### [DIRECTIONS]
A – In the passage on physical reservoir computing, what kind of structure did Caluwaerts et al. (2014) use for their real-world locomotion example?
B – Pick up the passage on physical reservoir computing after its last sentence and carry it forward.

### [GIVEN TEXT]
########################################

Figures adapted from Hauser et al. (2014) and Eder et al. (2017)

Schematics setups for real platform shown in Fig. 2 and discussed in the text. Also compare to Fig. 1.

Nakajima et al. also emulated with the same setup various NARMA systems with different complexities and other nonlinear, dynamical mappings (Nakajima et al. 2018a, b) with the goal to systematically explore the limitations of the computational power, e.g. they quantified the amount of available fading memory by comparing it to standard ESN.

Zhao et al. (2013) applied the idea of physical reservoir computing to locomotion. The physical reservoir was constructed out of a bio-inspired assemble of hard and soft parts (resembling loosely the spinal structure) and randomly distributed pressure sensors (compare Figs. 2b and 3b). The system was able to robustly locomote and change direction. Another locomotion example on a real-world platform was provided by Caluwaerts et al. (2014) using a mechanical tensegrity structure to learn an oscillator to control it.

Physical reservoir computing has also been shown to work for other tasks as well. For example, Eder et al. (2017) used a pneumatically driven robot arm and its nonlinear dynamics as a reservoir to control the arm (compare Figs. 2c and 3c). While the results were interesting, they also revealed clearly limitations for using this approach on this particular platform.

########################################

### [RECORDS]
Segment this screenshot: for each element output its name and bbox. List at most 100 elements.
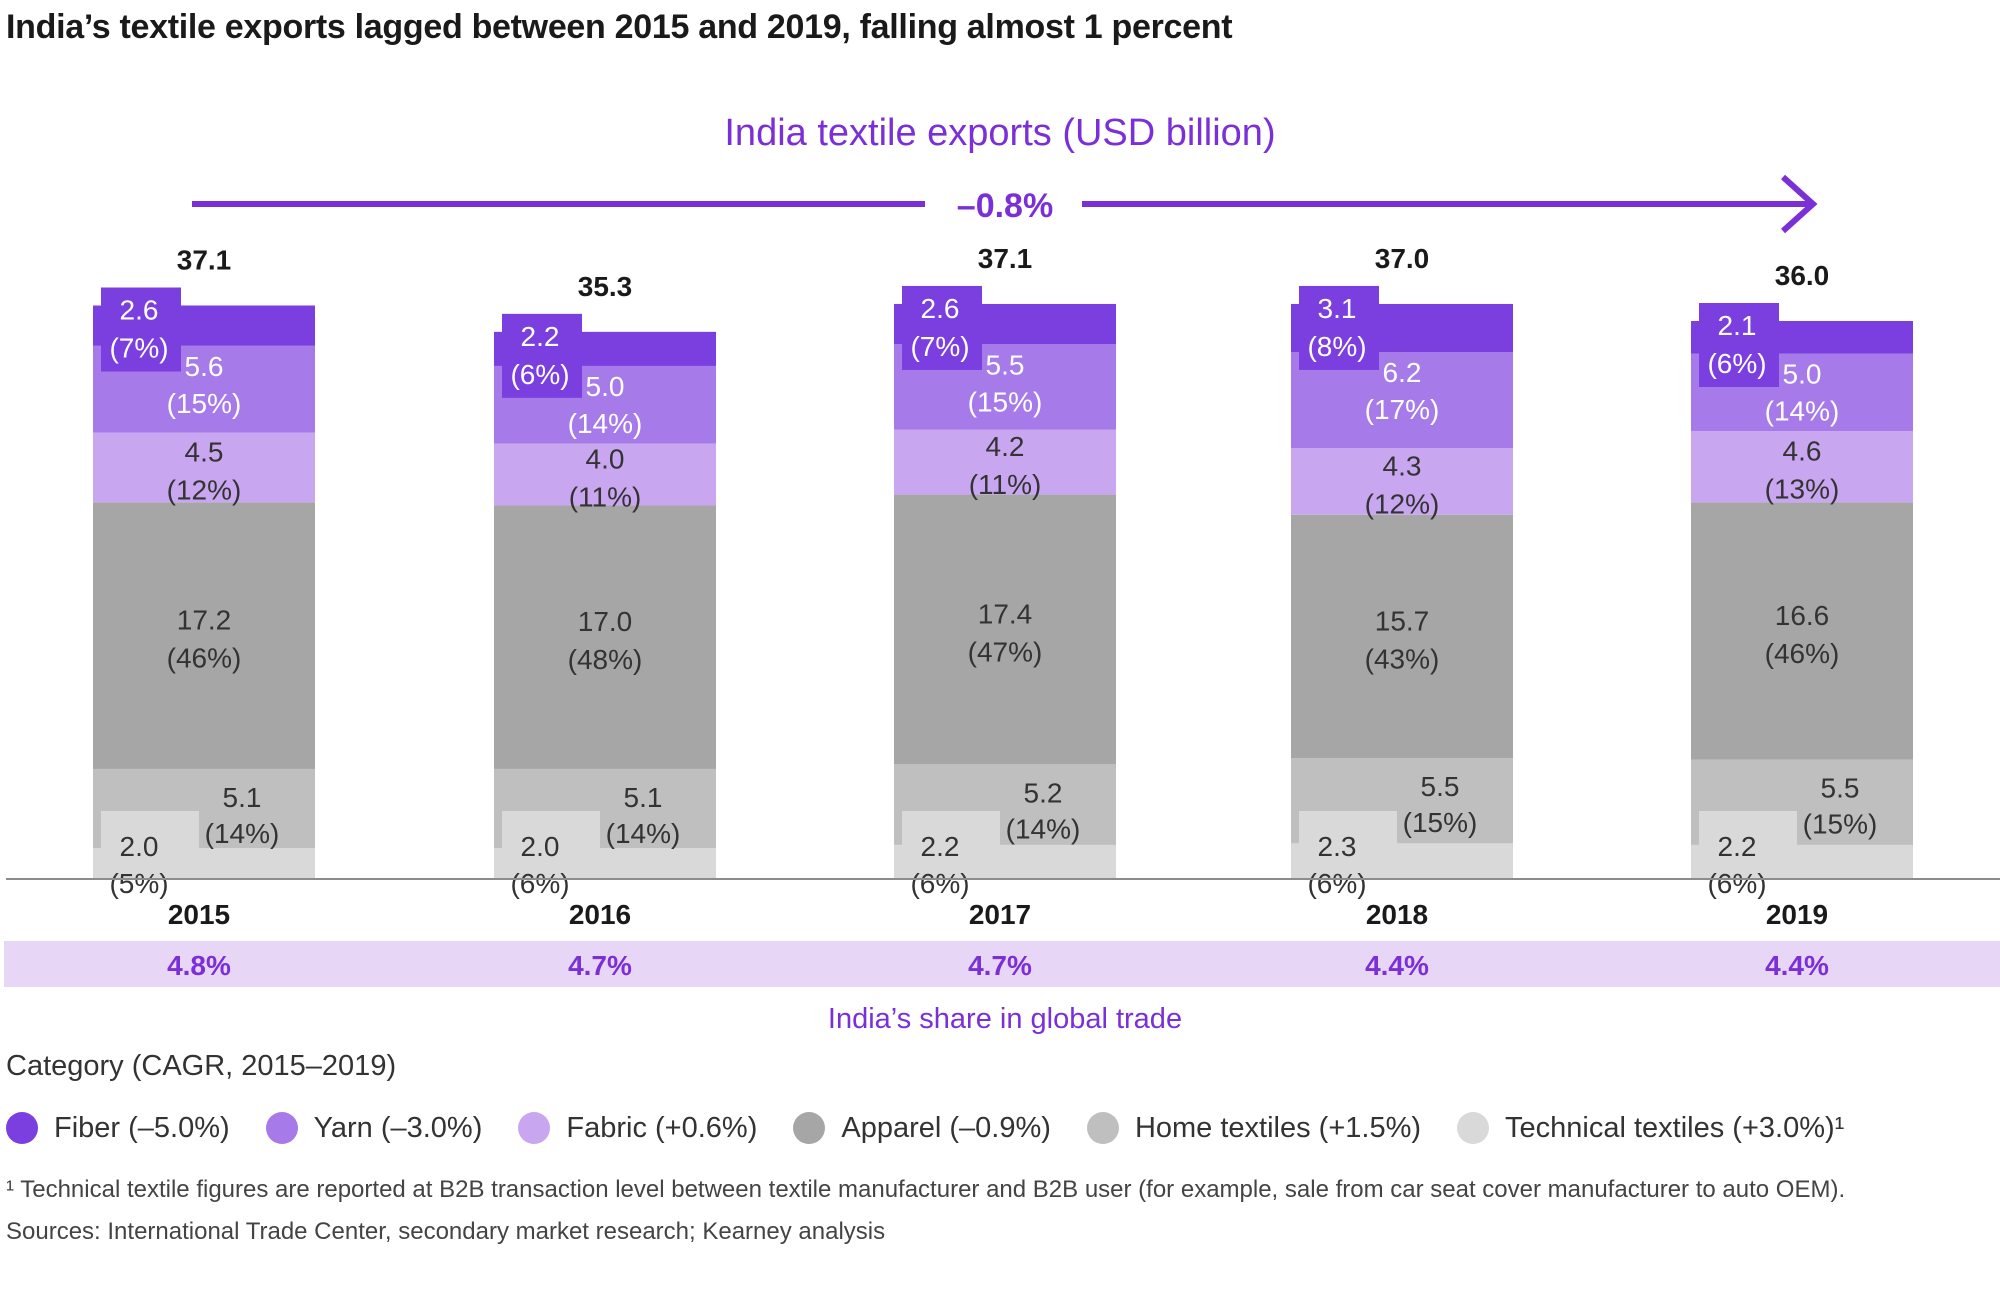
segment-value-technical-textiles: 2.0 bbox=[120, 831, 159, 862]
segment-pct-fiber: (6%) bbox=[1707, 348, 1766, 379]
legend-swatch bbox=[1086, 1112, 1119, 1144]
share-caption: India’s share in global trade bbox=[828, 1003, 1182, 1035]
segment-pct-home-textiles: (15%) bbox=[1803, 809, 1878, 840]
legend-item-fiber: Fiber (–5.0%) bbox=[6, 1112, 230, 1145]
label-box-technical-textiles bbox=[1299, 811, 1397, 879]
segment-value-yarn: 6.2 bbox=[1383, 357, 1422, 388]
year-label: 2016 bbox=[569, 899, 631, 930]
segment-value-apparel: 15.7 bbox=[1375, 605, 1430, 636]
bar-total: 36.0 bbox=[1775, 260, 1830, 291]
cagr-arrow-head bbox=[1780, 174, 1818, 234]
footnote: ¹ Technical textile figures are reported… bbox=[6, 1176, 1846, 1203]
segment-pct-fiber: (6%) bbox=[510, 359, 569, 390]
segment-value-fiber: 3.1 bbox=[1318, 293, 1357, 324]
segment-value-apparel: 16.6 bbox=[1775, 600, 1830, 631]
share-value: 4.7% bbox=[968, 950, 1032, 981]
segment-pct-technical-textiles: (6%) bbox=[1307, 868, 1366, 899]
legend-item-apparel: Apparel (–0.9%) bbox=[793, 1112, 1051, 1145]
bar-segment-apparel bbox=[1291, 514, 1513, 759]
legend-label: Home textiles (+1.5%) bbox=[1134, 1111, 1422, 1144]
legend-item-technical-textiles: Technical textiles (+3.0%)¹ bbox=[1457, 1112, 1844, 1145]
segment-pct-home-textiles: (14%) bbox=[1006, 813, 1081, 844]
label-box-technical-textiles bbox=[1699, 811, 1797, 879]
segment-value-fabric: 4.3 bbox=[1383, 450, 1422, 481]
label-box-fiber bbox=[502, 313, 582, 398]
segment-pct-apparel: (43%) bbox=[1365, 643, 1440, 674]
legend-label: Yarn (–3.0%) bbox=[313, 1111, 483, 1144]
share-value: 4.8% bbox=[167, 950, 231, 981]
segment-value-technical-textiles: 2.3 bbox=[1318, 831, 1357, 862]
chart-title: India’s textile exports lagged between 2… bbox=[6, 8, 1233, 46]
label-box-fiber bbox=[1299, 285, 1379, 370]
legend-title: Category (CAGR, 2015–2019) bbox=[6, 1050, 397, 1082]
segment-value-technical-textiles: 2.2 bbox=[1718, 831, 1757, 862]
label-box-technical-textiles bbox=[902, 811, 1000, 879]
segment-value-home-textiles: 5.1 bbox=[223, 782, 262, 813]
segment-value-home-textiles: 5.2 bbox=[1024, 777, 1063, 808]
segment-pct-fabric: (13%) bbox=[1765, 474, 1840, 505]
bar-segment-fabric bbox=[894, 429, 1116, 495]
bar-segment-apparel bbox=[494, 505, 716, 769]
segment-value-home-textiles: 5.5 bbox=[1421, 771, 1460, 802]
label-box-fiber bbox=[101, 287, 181, 372]
segment-pct-yarn: (15%) bbox=[167, 388, 242, 419]
cagr-label: –0.8% bbox=[957, 187, 1053, 225]
legend-swatch bbox=[6, 1112, 38, 1144]
bar-segment-apparel bbox=[1691, 502, 1913, 760]
segment-pct-home-textiles: (14%) bbox=[205, 818, 280, 849]
source-note: Sources: International Trade Center, sec… bbox=[6, 1218, 886, 1245]
legend-item-yarn: Yarn (–3.0%) bbox=[265, 1111, 483, 1145]
bar-segment-fabric bbox=[1291, 448, 1513, 515]
label-box-technical-textiles bbox=[502, 811, 600, 879]
label-box-technical-textiles bbox=[101, 811, 199, 879]
bar-segment-fabric bbox=[1691, 431, 1913, 503]
segment-pct-apparel: (46%) bbox=[1765, 638, 1840, 669]
share-value: 4.7% bbox=[568, 950, 632, 981]
segment-pct-technical-textiles: (6%) bbox=[510, 868, 569, 899]
legend-label: Fiber (–5.0%) bbox=[54, 1111, 230, 1144]
legend-label: Fabric (+0.6%) bbox=[566, 1111, 758, 1144]
segment-value-yarn: 5.0 bbox=[586, 371, 625, 402]
segment-value-yarn: 5.0 bbox=[1783, 359, 1822, 390]
segment-pct-fabric: (11%) bbox=[969, 469, 1042, 500]
segment-value-apparel: 17.4 bbox=[978, 598, 1033, 629]
segment-pct-fabric: (11%) bbox=[569, 481, 642, 512]
legend-swatch bbox=[1457, 1112, 1490, 1144]
share-band bbox=[4, 941, 2000, 987]
label-box-fiber bbox=[902, 285, 982, 370]
segment-pct-yarn: (14%) bbox=[1765, 396, 1840, 427]
segment-pct-home-textiles: (15%) bbox=[1403, 807, 1478, 838]
bar-segment-fabric bbox=[93, 432, 315, 503]
legend: Fiber (–5.0%) Yarn (–3.0%) Fabric (+0.6%) A… bbox=[6, 1108, 1880, 1148]
bar-total: 35.3 bbox=[578, 271, 633, 302]
segment-pct-fiber: (7%) bbox=[910, 331, 969, 362]
chart-subtitle: India textile exports (USD billion) bbox=[724, 112, 1276, 154]
bar-segment-apparel bbox=[894, 494, 1116, 765]
segment-pct-fabric: (12%) bbox=[1365, 488, 1440, 519]
segment-value-fabric: 4.6 bbox=[1783, 436, 1822, 467]
year-label: 2019 bbox=[1766, 899, 1828, 930]
segment-value-apparel: 17.0 bbox=[578, 606, 633, 637]
segment-value-fiber: 2.6 bbox=[120, 295, 159, 326]
segment-pct-fiber: (7%) bbox=[109, 333, 168, 364]
label-box-fiber bbox=[1699, 303, 1779, 387]
segment-pct-apparel: (46%) bbox=[167, 643, 242, 674]
bar-total: 37.0 bbox=[1375, 243, 1430, 274]
bar-segment-apparel bbox=[93, 502, 315, 769]
legend-label: Technical textiles (+3.0%)¹ bbox=[1505, 1111, 1845, 1144]
segment-value-fabric: 4.5 bbox=[185, 436, 224, 467]
bar-total: 37.1 bbox=[177, 245, 232, 276]
segment-pct-technical-textiles: (6%) bbox=[910, 868, 969, 899]
segment-pct-apparel: (47%) bbox=[968, 636, 1043, 667]
year-label: 2018 bbox=[1366, 899, 1428, 930]
segment-pct-apparel: (48%) bbox=[568, 644, 643, 675]
bar-total: 37.1 bbox=[978, 243, 1033, 274]
segment-value-fabric: 4.0 bbox=[586, 443, 625, 474]
segment-value-home-textiles: 5.1 bbox=[624, 782, 663, 813]
segment-pct-home-textiles: (14%) bbox=[606, 818, 681, 849]
legend-swatch bbox=[793, 1112, 826, 1144]
segment-value-home-textiles: 5.5 bbox=[1821, 773, 1860, 804]
segment-pct-technical-textiles: (5%) bbox=[109, 868, 168, 899]
legend-item-home-textiles: Home textiles (+1.5%) bbox=[1086, 1111, 1422, 1145]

########################################

### [ANSWERS BELOW]
A – A mechanical tensegrity structure.

B –
Besides the mapping of abstract computations and to learn to control a system, real physical reservoir computing setups have also been used now for sensing, classification, and even modelling. For example, Soter et al. (2018) used a physical reservoir computing setup extended by an RNN to predict the movement (actually the pixels of the video of the movement) of an octopus arm solely based on the proprio-receptive information (bending). It learns “imaging” the visual movement of the arm through observing its internal states.

Recent work by Judd et al. (2019) was able to use physical reservoir computing to detect objects in the vicinity of the moving octopus arm without touching them. This included classification, i.e. is the object there or not, as well regression, i.e. estimation of where it is located. The results point to the fact that the environment indeed is part of the reservoir and should play a crucial role when developing intelligent systems (sensing and control) with physical reservoir computing setups in robotics.

In summary, there is a substantial amount of exciting results, however, there is also still a wide range of interesting, yet to be explored ideas. To inspired future researcher working in the field, we discuss in the next section what advantages a physical reservoir computing approach in robotics might have.

4 Advantages of Physical Reservoir Computing in Robotics

The application of physical reservoir computing in robotics has a number of remarkable aspects and advantages.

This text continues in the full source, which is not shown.